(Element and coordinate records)
■ ■ ■ ■ ■
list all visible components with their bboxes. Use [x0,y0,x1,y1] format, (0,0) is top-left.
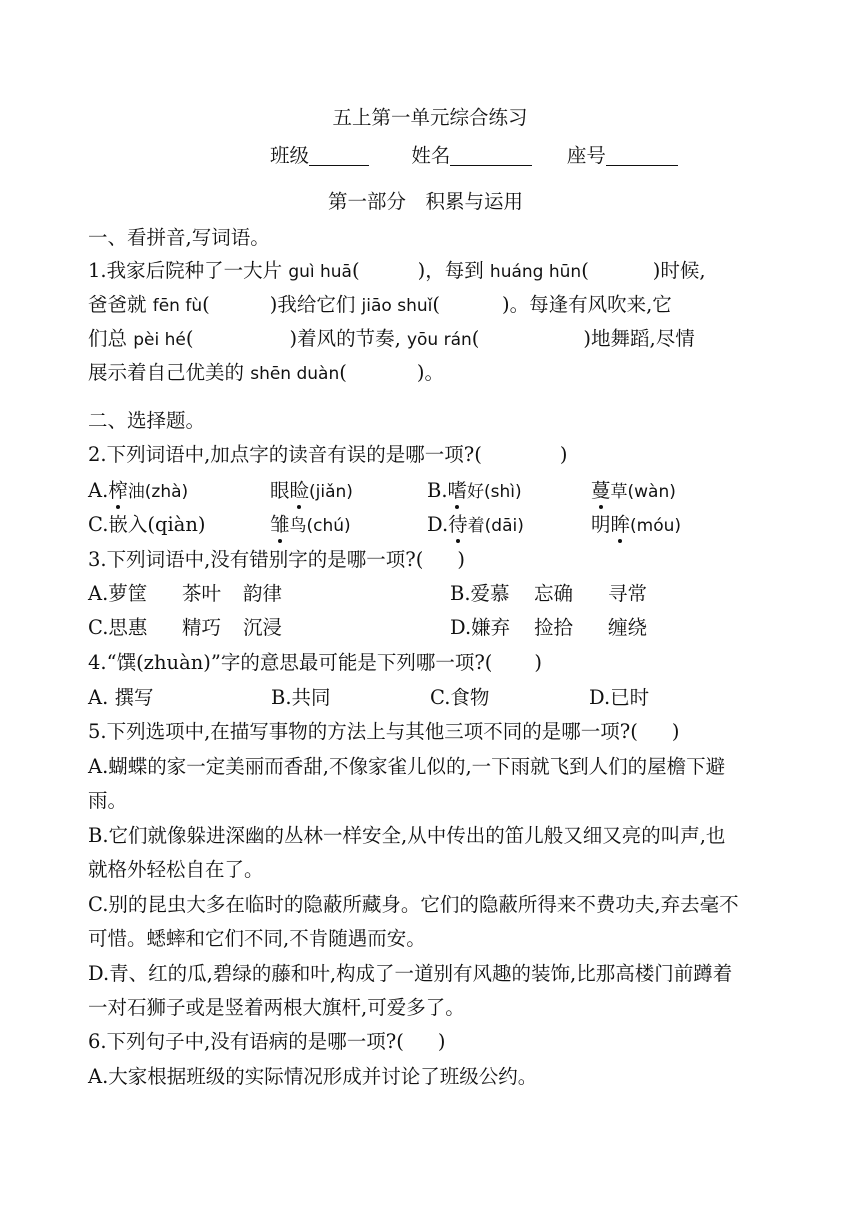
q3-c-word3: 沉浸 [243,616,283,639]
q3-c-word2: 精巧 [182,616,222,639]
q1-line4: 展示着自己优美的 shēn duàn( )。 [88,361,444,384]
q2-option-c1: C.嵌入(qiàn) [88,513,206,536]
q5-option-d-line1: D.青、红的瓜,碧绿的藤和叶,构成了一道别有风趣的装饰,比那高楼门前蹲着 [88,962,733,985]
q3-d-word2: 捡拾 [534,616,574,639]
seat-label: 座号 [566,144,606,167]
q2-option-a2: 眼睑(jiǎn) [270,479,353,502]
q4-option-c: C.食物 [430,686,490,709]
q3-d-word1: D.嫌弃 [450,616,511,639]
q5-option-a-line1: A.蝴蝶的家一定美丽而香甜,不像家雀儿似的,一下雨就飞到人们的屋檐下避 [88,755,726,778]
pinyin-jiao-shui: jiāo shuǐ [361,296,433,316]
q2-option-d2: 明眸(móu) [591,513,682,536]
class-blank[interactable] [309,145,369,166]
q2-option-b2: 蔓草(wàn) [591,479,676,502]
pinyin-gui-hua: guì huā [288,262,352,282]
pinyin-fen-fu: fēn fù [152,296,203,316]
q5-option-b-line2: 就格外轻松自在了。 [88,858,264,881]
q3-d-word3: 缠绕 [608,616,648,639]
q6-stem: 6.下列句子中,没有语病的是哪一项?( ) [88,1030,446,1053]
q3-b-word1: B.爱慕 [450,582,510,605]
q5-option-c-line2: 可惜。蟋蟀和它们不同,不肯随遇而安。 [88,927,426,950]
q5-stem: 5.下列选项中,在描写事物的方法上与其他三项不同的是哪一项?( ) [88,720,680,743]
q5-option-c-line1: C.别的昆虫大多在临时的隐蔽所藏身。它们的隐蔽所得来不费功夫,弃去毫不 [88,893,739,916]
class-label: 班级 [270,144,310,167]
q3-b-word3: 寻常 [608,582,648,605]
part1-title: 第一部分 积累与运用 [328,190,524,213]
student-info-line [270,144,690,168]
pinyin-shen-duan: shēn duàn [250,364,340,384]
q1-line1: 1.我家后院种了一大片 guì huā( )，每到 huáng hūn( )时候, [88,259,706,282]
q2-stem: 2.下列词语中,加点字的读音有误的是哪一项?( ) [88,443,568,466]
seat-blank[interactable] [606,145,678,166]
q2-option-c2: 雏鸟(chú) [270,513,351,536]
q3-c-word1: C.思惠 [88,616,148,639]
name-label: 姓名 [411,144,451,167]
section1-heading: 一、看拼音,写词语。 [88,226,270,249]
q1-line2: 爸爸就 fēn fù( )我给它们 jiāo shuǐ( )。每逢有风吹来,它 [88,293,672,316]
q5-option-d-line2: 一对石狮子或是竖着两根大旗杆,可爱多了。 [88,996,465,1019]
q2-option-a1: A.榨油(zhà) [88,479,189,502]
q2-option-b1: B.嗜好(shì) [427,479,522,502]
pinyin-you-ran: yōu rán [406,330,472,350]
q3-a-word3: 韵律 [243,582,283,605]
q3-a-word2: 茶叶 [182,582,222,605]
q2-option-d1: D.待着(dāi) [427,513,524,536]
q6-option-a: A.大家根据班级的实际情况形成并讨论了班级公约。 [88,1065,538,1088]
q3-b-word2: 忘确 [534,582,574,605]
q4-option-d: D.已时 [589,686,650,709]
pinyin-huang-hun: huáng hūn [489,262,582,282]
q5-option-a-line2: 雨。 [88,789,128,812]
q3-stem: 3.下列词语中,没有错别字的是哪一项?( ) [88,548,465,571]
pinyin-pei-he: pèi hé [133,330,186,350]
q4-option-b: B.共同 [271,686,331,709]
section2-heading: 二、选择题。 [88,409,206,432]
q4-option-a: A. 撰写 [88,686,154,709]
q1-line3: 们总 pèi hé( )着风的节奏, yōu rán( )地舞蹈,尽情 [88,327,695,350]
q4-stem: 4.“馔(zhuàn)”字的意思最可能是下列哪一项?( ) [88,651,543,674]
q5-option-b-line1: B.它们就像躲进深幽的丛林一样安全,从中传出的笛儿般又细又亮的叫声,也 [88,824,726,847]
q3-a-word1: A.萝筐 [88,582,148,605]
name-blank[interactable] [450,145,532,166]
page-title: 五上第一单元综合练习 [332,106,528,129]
■ ■ ■ ■ ■
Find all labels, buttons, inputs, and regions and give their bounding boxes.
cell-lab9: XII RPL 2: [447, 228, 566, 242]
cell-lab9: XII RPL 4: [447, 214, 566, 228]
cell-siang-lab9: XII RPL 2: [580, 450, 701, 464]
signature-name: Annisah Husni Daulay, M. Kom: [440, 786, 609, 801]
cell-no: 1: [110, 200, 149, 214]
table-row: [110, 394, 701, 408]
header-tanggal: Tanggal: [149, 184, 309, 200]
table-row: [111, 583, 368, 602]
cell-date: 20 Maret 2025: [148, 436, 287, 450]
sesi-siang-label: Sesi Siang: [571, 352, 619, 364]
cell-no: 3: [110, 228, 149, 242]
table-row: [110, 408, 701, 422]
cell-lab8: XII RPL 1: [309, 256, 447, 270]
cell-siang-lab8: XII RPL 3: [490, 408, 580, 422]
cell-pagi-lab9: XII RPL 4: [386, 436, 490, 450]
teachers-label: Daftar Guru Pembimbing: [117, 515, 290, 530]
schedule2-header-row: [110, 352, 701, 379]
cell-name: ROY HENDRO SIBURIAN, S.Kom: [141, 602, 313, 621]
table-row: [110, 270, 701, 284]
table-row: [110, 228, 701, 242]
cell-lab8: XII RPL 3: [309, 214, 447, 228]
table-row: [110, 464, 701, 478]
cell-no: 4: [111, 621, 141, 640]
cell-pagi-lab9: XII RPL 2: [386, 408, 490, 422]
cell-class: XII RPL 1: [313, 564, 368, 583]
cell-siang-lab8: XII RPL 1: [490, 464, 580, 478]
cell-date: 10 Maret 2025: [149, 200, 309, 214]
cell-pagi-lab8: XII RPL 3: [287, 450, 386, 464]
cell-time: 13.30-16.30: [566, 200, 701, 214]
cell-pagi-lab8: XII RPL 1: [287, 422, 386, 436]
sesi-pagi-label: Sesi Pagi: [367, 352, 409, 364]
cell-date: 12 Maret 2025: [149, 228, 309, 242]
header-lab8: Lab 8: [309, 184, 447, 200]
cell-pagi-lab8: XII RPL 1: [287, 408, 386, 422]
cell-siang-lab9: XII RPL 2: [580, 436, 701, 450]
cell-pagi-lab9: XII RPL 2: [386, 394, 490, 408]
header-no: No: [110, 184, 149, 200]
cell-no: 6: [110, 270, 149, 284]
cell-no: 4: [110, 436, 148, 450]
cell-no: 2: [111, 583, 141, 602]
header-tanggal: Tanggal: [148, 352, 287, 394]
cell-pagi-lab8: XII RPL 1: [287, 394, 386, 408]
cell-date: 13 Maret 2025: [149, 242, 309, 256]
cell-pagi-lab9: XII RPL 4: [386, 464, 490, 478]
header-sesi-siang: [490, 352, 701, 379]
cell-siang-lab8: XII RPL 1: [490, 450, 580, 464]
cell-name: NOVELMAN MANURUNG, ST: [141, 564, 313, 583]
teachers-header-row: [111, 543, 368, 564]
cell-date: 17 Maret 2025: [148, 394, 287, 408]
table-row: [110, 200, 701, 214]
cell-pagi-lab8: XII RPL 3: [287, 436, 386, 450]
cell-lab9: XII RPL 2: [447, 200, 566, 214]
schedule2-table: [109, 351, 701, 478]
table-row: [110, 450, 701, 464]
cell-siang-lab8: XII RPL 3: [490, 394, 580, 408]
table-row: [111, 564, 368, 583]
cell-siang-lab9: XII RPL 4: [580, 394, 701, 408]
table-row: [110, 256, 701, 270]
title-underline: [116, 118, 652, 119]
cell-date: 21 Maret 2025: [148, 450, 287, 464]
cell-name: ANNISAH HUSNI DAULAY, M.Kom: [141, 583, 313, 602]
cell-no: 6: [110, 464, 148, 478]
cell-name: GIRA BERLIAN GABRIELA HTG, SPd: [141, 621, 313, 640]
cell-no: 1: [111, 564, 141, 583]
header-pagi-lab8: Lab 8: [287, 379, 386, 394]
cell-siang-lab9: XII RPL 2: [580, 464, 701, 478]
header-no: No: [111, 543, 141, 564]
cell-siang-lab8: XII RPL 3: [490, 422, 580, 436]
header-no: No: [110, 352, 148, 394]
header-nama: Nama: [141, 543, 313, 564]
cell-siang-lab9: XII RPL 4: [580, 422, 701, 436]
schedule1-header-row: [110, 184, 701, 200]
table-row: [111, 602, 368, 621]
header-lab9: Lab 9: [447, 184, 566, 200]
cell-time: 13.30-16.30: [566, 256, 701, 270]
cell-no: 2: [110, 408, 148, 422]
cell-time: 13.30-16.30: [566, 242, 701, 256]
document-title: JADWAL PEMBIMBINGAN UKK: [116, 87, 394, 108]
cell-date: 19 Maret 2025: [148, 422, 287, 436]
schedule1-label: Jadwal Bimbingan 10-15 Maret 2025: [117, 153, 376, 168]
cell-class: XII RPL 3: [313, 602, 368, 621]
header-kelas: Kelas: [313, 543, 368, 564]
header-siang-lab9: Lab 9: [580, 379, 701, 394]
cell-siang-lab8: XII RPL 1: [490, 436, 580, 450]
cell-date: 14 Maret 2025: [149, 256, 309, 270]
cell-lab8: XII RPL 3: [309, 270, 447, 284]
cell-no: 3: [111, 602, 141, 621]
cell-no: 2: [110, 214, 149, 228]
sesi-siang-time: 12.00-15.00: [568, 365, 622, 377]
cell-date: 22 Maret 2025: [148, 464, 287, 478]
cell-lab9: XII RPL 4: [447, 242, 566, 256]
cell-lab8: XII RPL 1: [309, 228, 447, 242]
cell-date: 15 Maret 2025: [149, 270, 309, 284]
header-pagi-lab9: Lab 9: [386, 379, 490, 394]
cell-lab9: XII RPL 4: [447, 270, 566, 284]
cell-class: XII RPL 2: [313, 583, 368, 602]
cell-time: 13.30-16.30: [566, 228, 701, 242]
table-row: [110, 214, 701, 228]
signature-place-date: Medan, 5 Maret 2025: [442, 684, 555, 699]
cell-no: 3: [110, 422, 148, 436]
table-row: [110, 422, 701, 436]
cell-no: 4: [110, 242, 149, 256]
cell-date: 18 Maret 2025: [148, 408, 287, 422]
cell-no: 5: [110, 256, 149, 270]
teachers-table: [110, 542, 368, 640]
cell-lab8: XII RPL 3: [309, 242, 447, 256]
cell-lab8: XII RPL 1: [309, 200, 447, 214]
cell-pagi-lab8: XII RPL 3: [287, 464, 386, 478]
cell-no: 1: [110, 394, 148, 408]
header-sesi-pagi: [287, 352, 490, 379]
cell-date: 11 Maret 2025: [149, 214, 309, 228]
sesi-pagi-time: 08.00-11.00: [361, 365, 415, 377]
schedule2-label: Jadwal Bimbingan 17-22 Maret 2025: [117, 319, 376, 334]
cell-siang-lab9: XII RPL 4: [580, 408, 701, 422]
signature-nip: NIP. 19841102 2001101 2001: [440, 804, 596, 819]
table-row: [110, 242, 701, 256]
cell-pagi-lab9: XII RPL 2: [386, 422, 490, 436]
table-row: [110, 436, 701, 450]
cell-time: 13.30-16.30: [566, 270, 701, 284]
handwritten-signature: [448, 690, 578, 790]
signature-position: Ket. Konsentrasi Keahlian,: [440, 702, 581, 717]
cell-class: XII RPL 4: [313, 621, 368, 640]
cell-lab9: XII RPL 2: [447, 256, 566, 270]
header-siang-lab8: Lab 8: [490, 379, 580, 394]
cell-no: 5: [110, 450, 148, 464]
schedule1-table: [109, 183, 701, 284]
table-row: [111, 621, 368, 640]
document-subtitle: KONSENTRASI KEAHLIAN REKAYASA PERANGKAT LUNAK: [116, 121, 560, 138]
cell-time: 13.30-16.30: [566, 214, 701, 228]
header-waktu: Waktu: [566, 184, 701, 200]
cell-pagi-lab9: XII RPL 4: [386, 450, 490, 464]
■ ■ ■ ■ ■
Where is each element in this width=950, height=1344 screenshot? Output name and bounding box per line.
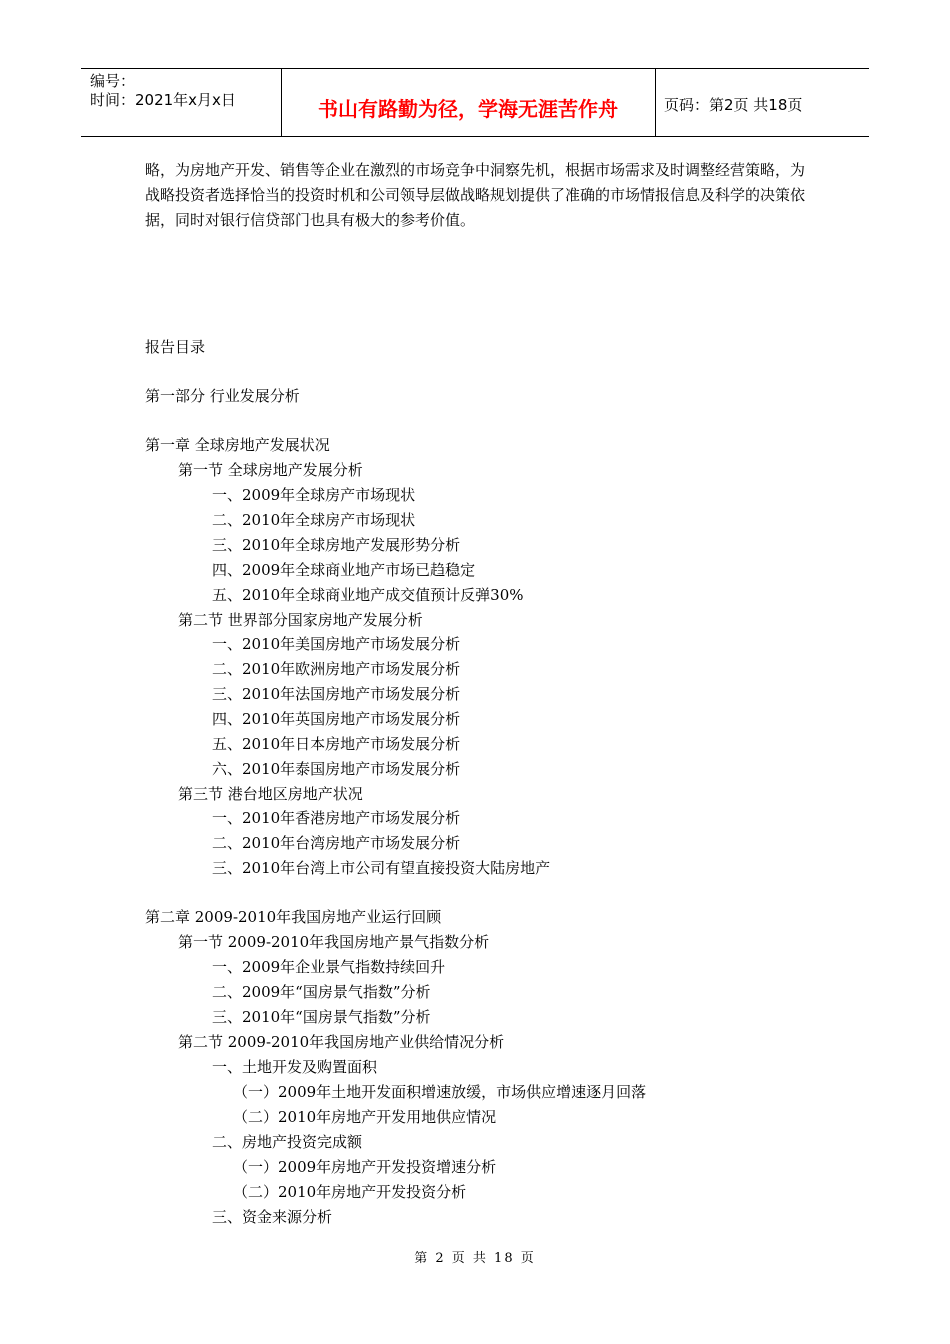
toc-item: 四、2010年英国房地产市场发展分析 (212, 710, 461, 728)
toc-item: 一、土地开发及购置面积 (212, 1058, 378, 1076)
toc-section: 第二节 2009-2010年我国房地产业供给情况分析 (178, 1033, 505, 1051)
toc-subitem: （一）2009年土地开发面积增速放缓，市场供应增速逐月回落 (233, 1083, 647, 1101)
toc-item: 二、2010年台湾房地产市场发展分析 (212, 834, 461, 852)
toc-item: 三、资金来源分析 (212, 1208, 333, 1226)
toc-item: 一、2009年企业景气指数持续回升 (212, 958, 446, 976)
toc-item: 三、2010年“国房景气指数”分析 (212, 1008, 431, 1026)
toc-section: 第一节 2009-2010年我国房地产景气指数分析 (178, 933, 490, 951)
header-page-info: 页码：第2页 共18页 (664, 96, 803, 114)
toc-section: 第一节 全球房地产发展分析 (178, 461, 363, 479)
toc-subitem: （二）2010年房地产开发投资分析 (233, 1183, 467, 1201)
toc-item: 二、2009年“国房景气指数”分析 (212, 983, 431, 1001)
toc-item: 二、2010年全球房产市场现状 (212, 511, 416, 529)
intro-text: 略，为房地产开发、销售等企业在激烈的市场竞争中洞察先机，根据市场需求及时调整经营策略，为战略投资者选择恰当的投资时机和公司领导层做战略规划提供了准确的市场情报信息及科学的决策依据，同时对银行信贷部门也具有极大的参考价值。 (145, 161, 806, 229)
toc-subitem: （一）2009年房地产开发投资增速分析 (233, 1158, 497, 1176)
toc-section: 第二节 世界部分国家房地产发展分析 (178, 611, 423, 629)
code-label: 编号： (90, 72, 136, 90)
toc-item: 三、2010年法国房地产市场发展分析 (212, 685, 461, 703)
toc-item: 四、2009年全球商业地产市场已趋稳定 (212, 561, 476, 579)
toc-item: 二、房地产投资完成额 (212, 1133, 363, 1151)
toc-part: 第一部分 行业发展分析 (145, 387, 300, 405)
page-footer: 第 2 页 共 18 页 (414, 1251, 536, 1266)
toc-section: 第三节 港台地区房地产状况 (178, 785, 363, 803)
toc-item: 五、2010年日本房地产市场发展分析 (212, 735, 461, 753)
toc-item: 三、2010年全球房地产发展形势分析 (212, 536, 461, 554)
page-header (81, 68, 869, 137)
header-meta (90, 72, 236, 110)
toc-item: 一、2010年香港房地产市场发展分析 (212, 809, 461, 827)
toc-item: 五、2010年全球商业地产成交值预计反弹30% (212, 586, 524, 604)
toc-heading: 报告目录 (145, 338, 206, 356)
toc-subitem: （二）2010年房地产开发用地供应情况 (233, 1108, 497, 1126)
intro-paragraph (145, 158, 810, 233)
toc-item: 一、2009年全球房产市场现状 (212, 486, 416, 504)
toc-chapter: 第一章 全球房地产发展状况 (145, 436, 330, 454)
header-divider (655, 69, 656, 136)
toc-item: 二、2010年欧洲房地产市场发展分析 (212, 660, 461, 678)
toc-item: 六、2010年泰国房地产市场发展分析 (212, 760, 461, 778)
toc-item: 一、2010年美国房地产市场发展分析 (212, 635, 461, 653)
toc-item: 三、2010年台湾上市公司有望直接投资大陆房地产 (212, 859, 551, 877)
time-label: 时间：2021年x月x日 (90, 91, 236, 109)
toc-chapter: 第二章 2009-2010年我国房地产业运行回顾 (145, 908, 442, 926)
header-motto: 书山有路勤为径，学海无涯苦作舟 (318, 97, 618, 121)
■ ■ ■ ■ ■
## TASK STATEMENT
Please copy out, word for word, the lines of the items above, starting with the line that contains "Find all labels, buttons, inputs, and" and ending with the line that contains "cell-date: 17 Maret", both included.

## COMPLETED TASK
Find all labels, buttons, inputs, and regions and give their bounding boxes.
cell-lab9: XII RPL 2: [447, 228, 566, 242]
cell-lab9: XII RPL 4: [447, 214, 566, 228]
cell-siang-lab9: XII RPL 2: [580, 450, 701, 464]
signature-name: Annisah Husni Daulay, M. Kom: [440, 786, 609, 801]
cell-no: 1: [110, 200, 149, 214]
table-row: [110, 394, 701, 408]
header-tanggal: Tanggal: [149, 184, 309, 200]
table-row: [111, 583, 368, 602]
cell-date: 20 Maret 2025: [148, 436, 287, 450]
sesi-siang-label: Sesi Siang: [571, 352, 619, 364]
cell-no: 3: [110, 228, 149, 242]
table-row: [110, 408, 701, 422]
cell-lab8: XII RPL 1: [309, 256, 447, 270]
cell-siang-lab8: XII RPL 3: [490, 408, 580, 422]
cell-pagi-lab9: XII RPL 4: [386, 436, 490, 450]
teachers-label: Daftar Guru Pembimbing: [117, 515, 290, 530]
schedule2-header-row: [110, 352, 701, 379]
cell-name: ROY HENDRO SIBURIAN, S.Kom: [141, 602, 313, 621]
table-row: [110, 270, 701, 284]
table-row: [110, 228, 701, 242]
cell-lab8: XII RPL 3: [309, 214, 447, 228]
table-row: [110, 464, 701, 478]
cell-no: 4: [111, 621, 141, 640]
cell-pagi-lab9: XII RPL 2: [386, 408, 490, 422]
cell-class: XII RPL 1: [313, 564, 368, 583]
cell-siang-lab8: XII RPL 1: [490, 464, 580, 478]
cell-date: 10 Maret 2025: [149, 200, 309, 214]
cell-pagi-lab8: XII RPL 3: [287, 450, 386, 464]
cell-time: 13.30-16.30: [566, 200, 701, 214]
cell-pagi-lab8: XII RPL 1: [287, 422, 386, 436]
sesi-pagi-label: Sesi Pagi: [367, 352, 409, 364]
cell-date: 12 Maret 2025: [149, 228, 309, 242]
header-lab8: Lab 8: [309, 184, 447, 200]
cell-pagi-lab8: XII RPL 1: [287, 408, 386, 422]
cell-siang-lab9: XII RPL 2: [580, 436, 701, 450]
cell-pagi-lab9: XII RPL 2: [386, 394, 490, 408]
header-no: No: [110, 184, 149, 200]
cell-no: 6: [110, 270, 149, 284]
cell-no: 4: [110, 436, 148, 450]
cell-no: 2: [111, 583, 141, 602]
header-tanggal: Tanggal: [148, 352, 287, 394]
cell-pagi-lab8: XII RPL 1: [287, 394, 386, 408]
cell-date: 13 Maret 2025: [149, 242, 309, 256]
cell-pagi-lab9: XII RPL 4: [386, 464, 490, 478]
header-sesi-siang: [490, 352, 701, 379]
cell-siang-lab8: XII RPL 1: [490, 450, 580, 464]
cell-name: NOVELMAN MANURUNG, ST: [141, 564, 313, 583]
teachers-header-row: [111, 543, 368, 564]
cell-date: 17 Maret 2025: [148, 394, 287, 408]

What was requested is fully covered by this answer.